What is needed:
Each entry must appear again exactly as it does in the source.

Items:
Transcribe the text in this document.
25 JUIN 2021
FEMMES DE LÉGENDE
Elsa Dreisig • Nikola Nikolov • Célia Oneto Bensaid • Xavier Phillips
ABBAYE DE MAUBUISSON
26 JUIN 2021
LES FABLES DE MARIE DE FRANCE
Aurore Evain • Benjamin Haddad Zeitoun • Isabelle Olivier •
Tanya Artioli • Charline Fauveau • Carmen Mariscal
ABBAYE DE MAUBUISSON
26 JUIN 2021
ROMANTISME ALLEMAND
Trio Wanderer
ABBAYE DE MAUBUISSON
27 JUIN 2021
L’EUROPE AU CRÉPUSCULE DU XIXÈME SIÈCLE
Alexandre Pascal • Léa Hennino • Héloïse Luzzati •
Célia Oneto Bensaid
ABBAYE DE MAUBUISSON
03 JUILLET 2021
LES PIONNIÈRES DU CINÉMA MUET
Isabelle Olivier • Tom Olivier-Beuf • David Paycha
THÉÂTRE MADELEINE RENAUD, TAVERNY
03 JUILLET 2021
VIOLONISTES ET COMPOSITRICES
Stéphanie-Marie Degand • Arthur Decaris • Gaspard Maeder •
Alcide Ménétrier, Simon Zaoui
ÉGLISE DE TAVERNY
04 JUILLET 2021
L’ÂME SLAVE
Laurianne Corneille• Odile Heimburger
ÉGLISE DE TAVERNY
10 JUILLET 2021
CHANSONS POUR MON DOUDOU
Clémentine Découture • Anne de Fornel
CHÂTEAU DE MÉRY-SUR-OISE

Finished exercise:
Transcribe the text in this document.
25 JUIN 2021
FEMMES DE LÉGENDE
Elsa Dreisig • Nikola Nikolov • Célia Oneto Bensaid • Xavier Phillips
ABBAYE DE MAUBUISSON
26 JUIN 2021
LES FABLES DE MARIE DE FRANCE
Aurore Evain • Benjamin Haddad Zeitoun • Isabelle Olivier •
Tanya Artioli • Charline Fauveau • Carmen Mariscal
ABBAYE DE MAUBUISSON
26 JUIN 2021
ROMANTISME ALLEMAND
Trio Wanderer
ABBAYE DE MAUBUISSON
27 JUIN 2021
L’EUROPE AU CRÉPUSCULE DU XIXÈME SIÈCLE
Alexandre Pascal • Léa Hennino • Héloïse Luzzati •
Célia Oneto Bensaid
ABBAYE DE MAUBUISSON
03 JUILLET 2021
LES PIONNIÈRES DU CINÉMA MUET
Isabelle Olivier • Tom Olivier-Beuf • David Paycha
THÉÂTRE MADELEINE RENAUD, TAVERNY
03 JUILLET 2021
VIOLONISTES ET COMPOSITRICES
Stéphanie-Marie Degand • Arthur Decaris • Gaspard Maeder •
Alcide Ménétrier, Simon Zaoui
ÉGLISE DE TAVERNY
04 JUILLET 2021
L’ÂME SLAVE
Laurianne Corneille• Odile Heimburger
ÉGLISE DE TAVERNY
10 JUILLET 2021
CHANSONS POUR MON DOUDOU
Clémentine Découture • Anne de Fornel
CHÂTEAU DE MÉRY-SUR-OISE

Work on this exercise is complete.